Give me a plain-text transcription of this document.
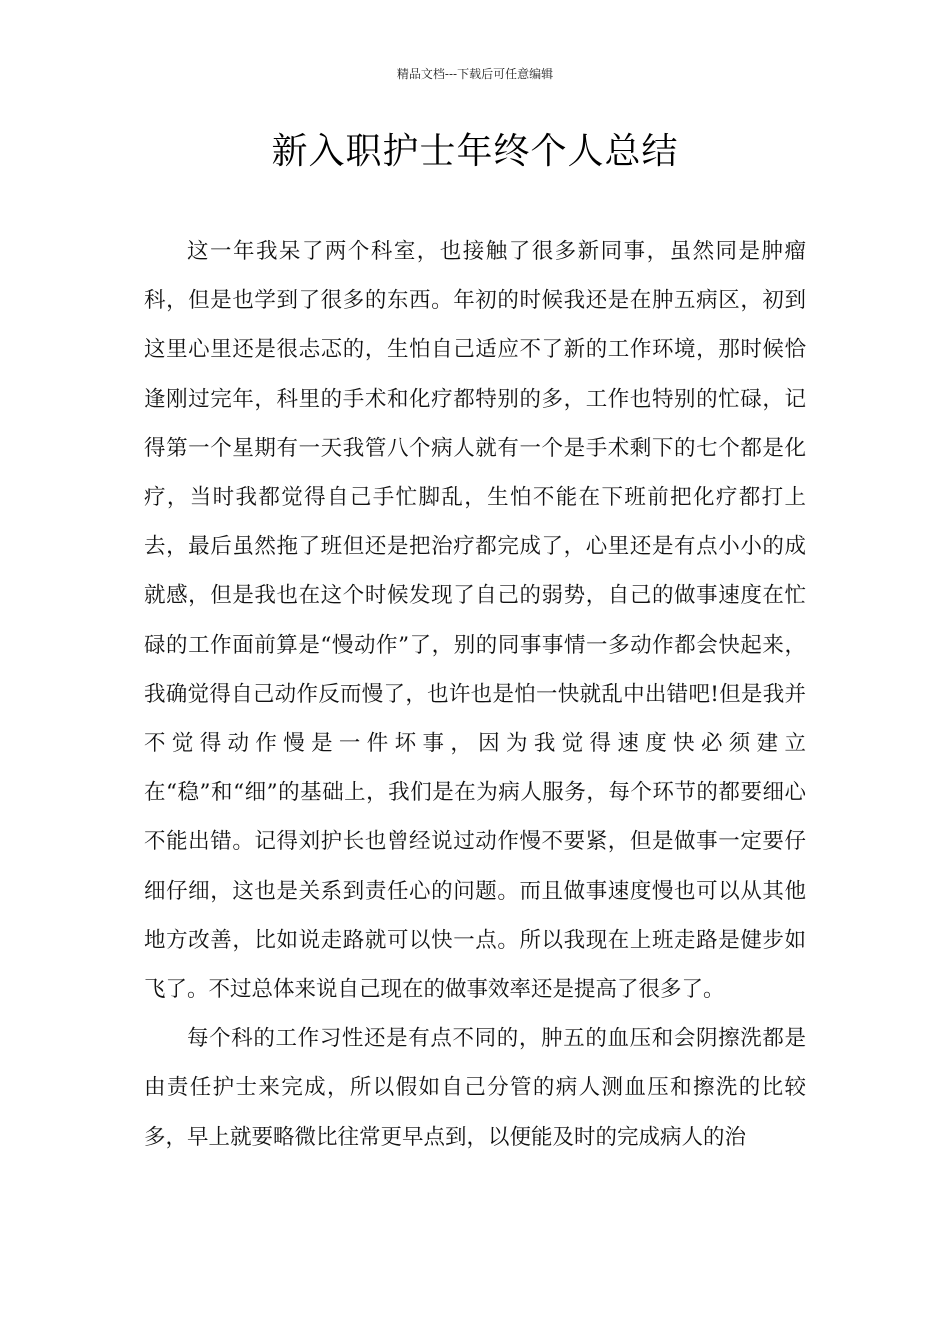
精品文档---下载后可任意编辑
新入职护士年终个人总结

这一年我呆了两个科室，也接触了很多新同事，虽然同是肿瘤科，但是也学到了很多的东西。年初的时候我还是在肿五病区，初到这里心里还是很忐忑的，生怕自己适应不了新的工作环境，那时候恰逢刚过完年，科里的手术和化疗都特别的多，工作也特别的忙碌，记得第一个星期有一天我管八个病人就有一个是手术剩下的七个都是化疗，当时我都觉得自己手忙脚乱，生怕不能在下班前把化疗都打上去，最后虽然拖了班但还是把治疗都完成了，心里还是有点小小的成就感，但是我也在这个时候发现了自己的弱势，自己的做事速度在忙碌的工作面前算是“慢动作”了，别的同事事情一多动作都会快起来，我确觉得自己动作反而慢了，也许也是怕一快就乱中出错吧!但是我并不觉得动作慢是一件坏事，因为我觉得速度快必须建立在“稳”和“细”的基础上，我们是在为病人服务，每个环节的都要细心不能出错。记得刘护长也曾经说过动作慢不要紧，但是做事一定要仔细仔细，这也是关系到责任心的问题。而且做事速度慢也可以从其他地方改善，比如说走路就可以快一点。所以我现在上班走路是健步如飞了。不过总体来说自己现在的做事效率还是提高了很多了。

每个科的工作习性还是有点不同的，肿五的血压和会阴擦洗都是由责任护士来完成，所以假如自己分管的病人测血压和擦洗的比较多，早上就要略微比往常更早点到，以便能及时的完成病人的治
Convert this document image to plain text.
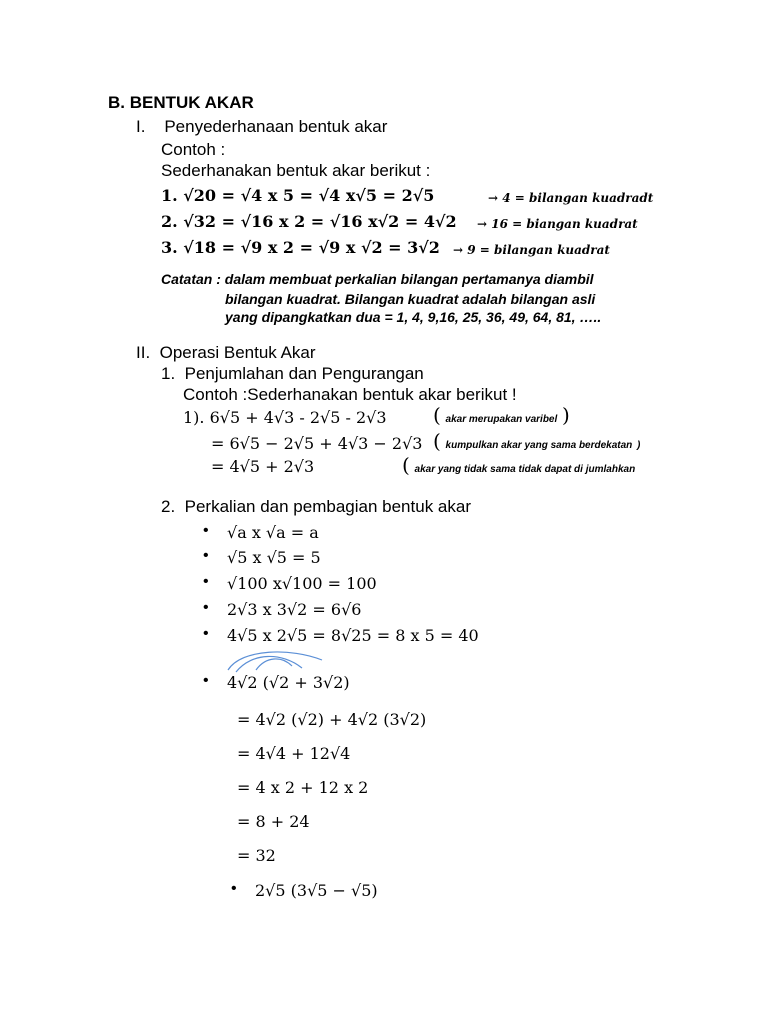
B. BENTUK AKAR
I.    Penyederhanaan bentuk akar
Contoh :
Sederhanakan bentuk akar berikut :
1. √20 = √4 x 5 = √4 x√5 = 2√5	→ 4 = bilangan kuadradt
2. √32 = √16 x 2 = √16 x√2 = 4√2 → 16 = biangan kuadrat
3. √18 = √9 x 2 = √9 x √2 = 3√2 → 9 = bilangan kuadrat
Catatan : dalam membuat perkalian bilangan pertamanya diambil
bilangan kuadrat. Bilangan kuadrat adalah bilangan asli
yang dipangkatkan dua = 1, 4, 9,16, 25, 36, 49, 64, 81, …..
II.  Operasi Bentuk Akar
1.  Penjumlahan dan Pengurangan
Contoh :Sederhanakan bentuk akar berikut !
1). 6√5 + 4√3 - 2√5 - 2√3 ( akar merupakan varibel )
= 6√5 − 2√5 + 4√3 − 2√3 ( kumpulkan akar yang sama berdekatan )
= 4√5 + 2√3	( akar yang tidak sama tidak dapat di jumlahkan
2.  Perkalian dan pembagian bentuk akar
• √a x √a = a
• √5 x √5 = 5
• √100 x√100 = 100
• 2√3 x 3√2 = 6√6
• 4√5 x 2√5 = 8√25 = 8 x 5 = 40
• 4√2 (√2 + 3√2)
= 4√2 (√2) + 4√2 (3√2)
= 4√4 + 12√4
= 4 x 2 + 12 x 2
= 8 + 24
= 32
• 2√5 (3√5 − √5)
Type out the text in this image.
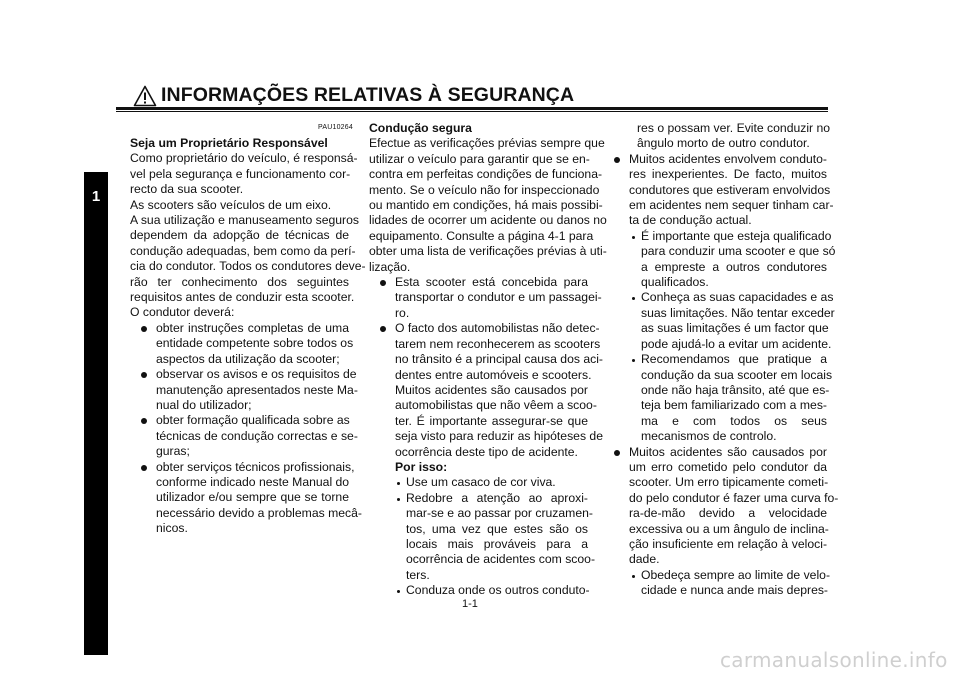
INFORMAÇÕES RELATIVAS À SEGURANÇA
1
PAU10264

Seja um Proprietário Responsável

Como proprietário do veículo, é responsá-

vel pela segurança e funcionamento cor-

recto da sua scooter.

As scooters são veículos de um eixo.

A sua utilização e manuseamento seguros

dependem da adopção de técnicas de

condução adequadas, bem como da perí-

cia do condutor. Todos os condutores deve-

rão ter conhecimento dos seguintes

requisitos antes de conduzir esta scooter.

O condutor deverá:

obter instruções completas de uma

entidade competente sobre todos os

aspectos da utilização da scooter;

observar os avisos e os requisitos de

manutenção apresentados neste Ma-

nual do utilizador;

obter formação qualificada sobre as

técnicas de condução correctas e se-

guras;

obter serviços técnicos profissionais,

conforme indicado neste Manual do

utilizador e/ou sempre que se torne

necessário devido a problemas mecâ-

nicos.

Condução segura

Efectue as verificações prévias sempre que

utilizar o veículo para garantir que se en-

contra em perfeitas condições de funciona-

mento. Se o veículo não for inspeccionado

ou mantido em condições, há mais possibi-

lidades de ocorrer um acidente ou danos no

equipamento. Consulte a página 4-1 para

obter uma lista de verificações prévias à uti-

lização.

Esta scooter está concebida para

transportar o condutor e um passagei-

ro.

O facto dos automobilistas não detec-

tarem nem reconhecerem as scooters

no trânsito é a principal causa dos aci-

dentes entre automóveis e scooters.

Muitos acidentes são causados por

automobilistas que não vêem a scoo-

ter. É importante assegurar-se que

seja visto para reduzir as hipóteses de

ocorrência deste tipo de acidente.

Por isso:

Use um casaco de cor viva.

Redobre a atenção ao aproxi-

mar-se e ao passar por cruzamen-

tos, uma vez que estes são os

locais mais prováveis para a

ocorrência de acidentes com scoo-

ters.

Conduza onde os outros conduto-

res o possam ver. Evite conduzir no

ângulo morto de outro condutor.

Muitos acidentes envolvem conduto-

res inexperientes. De facto, muitos

condutores que estiveram envolvidos

em acidentes nem sequer tinham car-

ta de condução actual.

É importante que esteja qualificado

para conduzir uma scooter e que só

a empreste a outros condutores

qualificados.

Conheça as suas capacidades e as

suas limitações. Não tentar exceder

as suas limitações é um factor que

pode ajudá-lo a evitar um acidente.

Recomendamos que pratique a

condução da sua scooter em locais

onde não haja trânsito, até que es-

teja bem familiarizado com a mes-

ma e com todos os seus

mecanismos de controlo.

Muitos acidentes são causados por

um erro cometido pelo condutor da

scooter. Um erro tipicamente cometi-

do pelo condutor é fazer uma curva fo-

ra-de-mão devido a velocidade

excessiva ou a um ângulo de inclina-

ção insuficiente em relação à veloci-

dade.

Obedeça sempre ao limite de velo-

cidade e nunca ande mais depres-

1-1
carmanualsonline.info
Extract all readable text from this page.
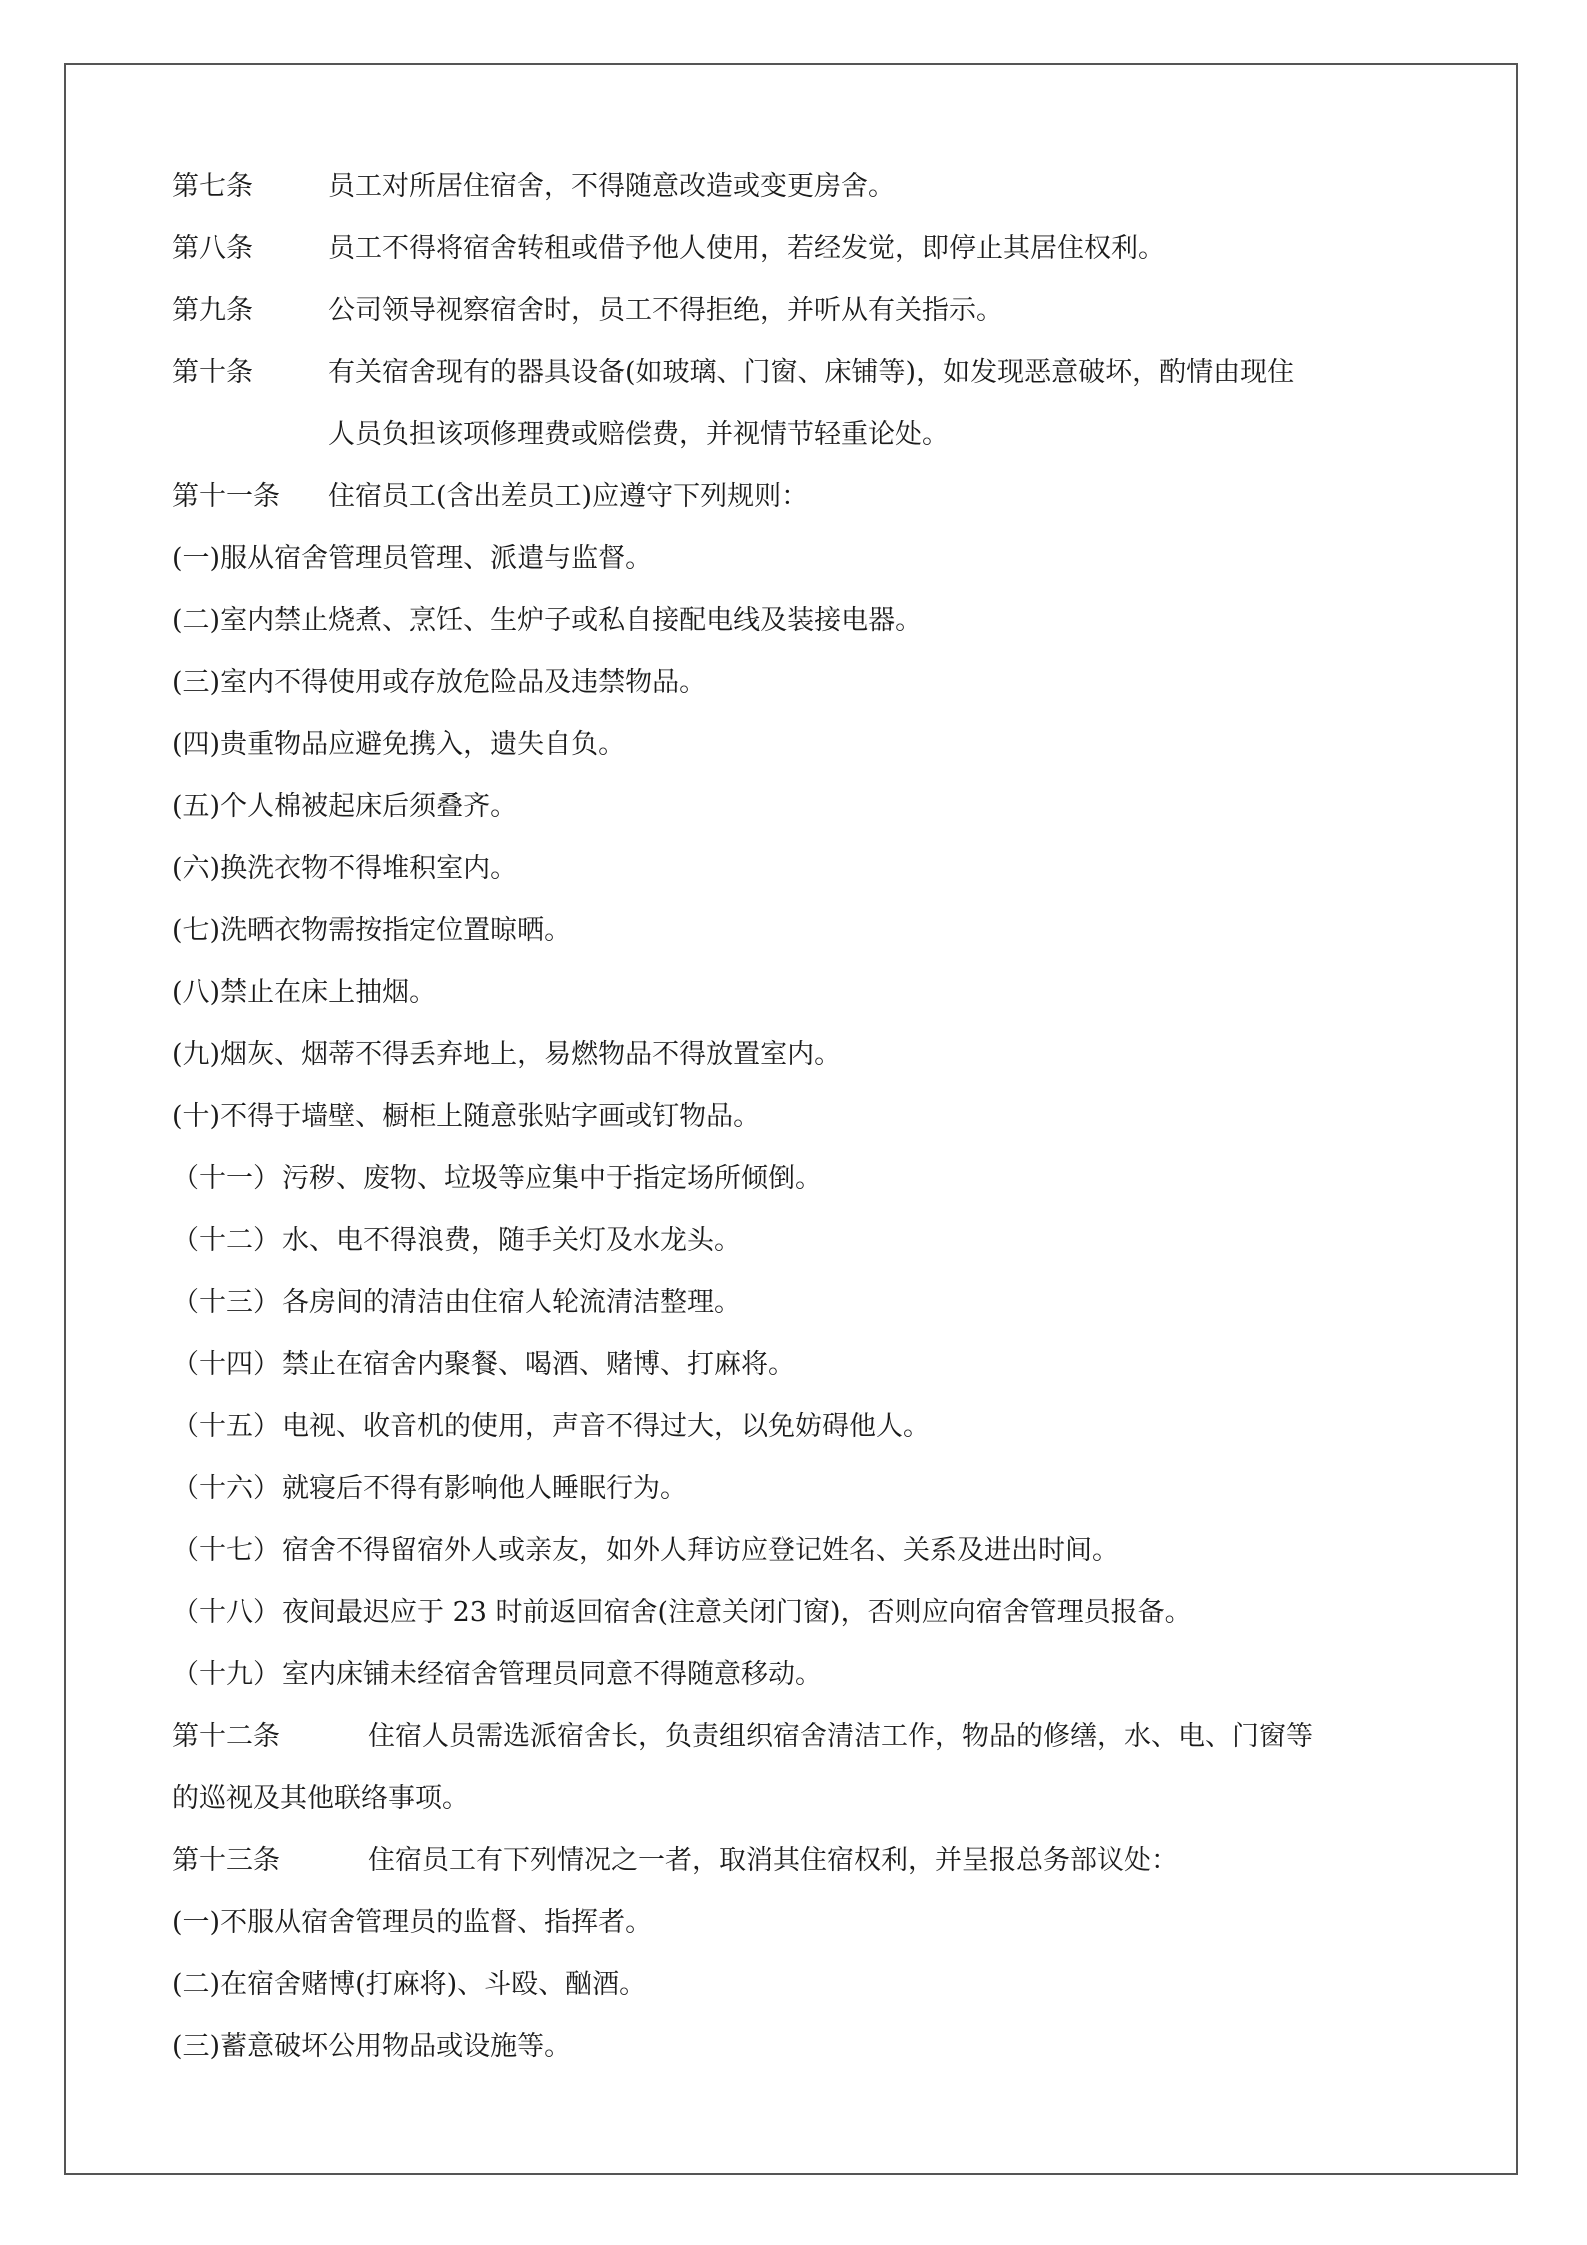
第七条	员工对所居住宿舍，不得随意改造或变更房舍。
第八条	员工不得将宿舍转租或借予他人使用，若经发觉，即停止其居住权利。
第九条	公司领导视察宿舍时，员工不得拒绝，并听从有关指示。
第十条	有关宿舍现有的器具设备(如玻璃、门窗、床铺等)，如发现恶意破坏，酌情由现住
人员负担该项修理费或赔偿费，并视情节轻重论处。
第十一条 住宿员工(含出差员工)应遵守下列规则：
(一)服从宿舍管理员管理、派遣与监督。
(二)室内禁止烧煮、烹饪、生炉子或私自接配电线及装接电器。
(三)室内不得使用或存放危险品及违禁物品。
(四)贵重物品应避免携入，遗失自负。
(五)个人棉被起床后须叠齐。
(六)换洗衣物不得堆积室内。
(七)洗晒衣物需按指定位置晾晒。
(八)禁止在床上抽烟。
(九)烟灰、烟蒂不得丢弃地上，易燃物品不得放置室内。
(十)不得于墙壁、橱柜上随意张贴字画或钉物品。
（十一）污秽、废物、垃圾等应集中于指定场所倾倒。
（十二）水、电不得浪费，随手关灯及水龙头。
（十三）各房间的清洁由住宿人轮流清洁整理。
（十四）禁止在宿舍内聚餐、喝酒、赌博、打麻将。
（十五）电视、收音机的使用，声音不得过大，以免妨碍他人。
（十六）就寝后不得有影响他人睡眠行为。
（十七）宿舍不得留宿外人或亲友，如外人拜访应登记姓名、关系及进出时间。
（十八）夜间最迟应于 23 时前返回宿舍(注意关闭门窗)，否则应向宿舍管理员报备。
（十九）室内床铺未经宿舍管理员同意不得随意移动。
第十二条	住宿人员需选派宿舍长，负责组织宿舍清洁工作，物品的修缮，水、电、门窗等
的巡视及其他联络事项。
第十三条	住宿员工有下列情况之一者，取消其住宿权利，并呈报总务部议处：
(一)不服从宿舍管理员的监督、指挥者。
(二)在宿舍赌博(打麻将)、斗殴、酗酒。
(三)蓄意破坏公用物品或设施等。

_____

▸ **What is required**
Gather, from the listing above, every line carrying the word "acidentes".

▸ **Output of the exercise**
Muitos acidentes são causados por
ocorrência de acidentes com scoo-
Muitos acidentes envolvem conduto-
em acidentes nem sequer tinham car-
Muitos acidentes são causados por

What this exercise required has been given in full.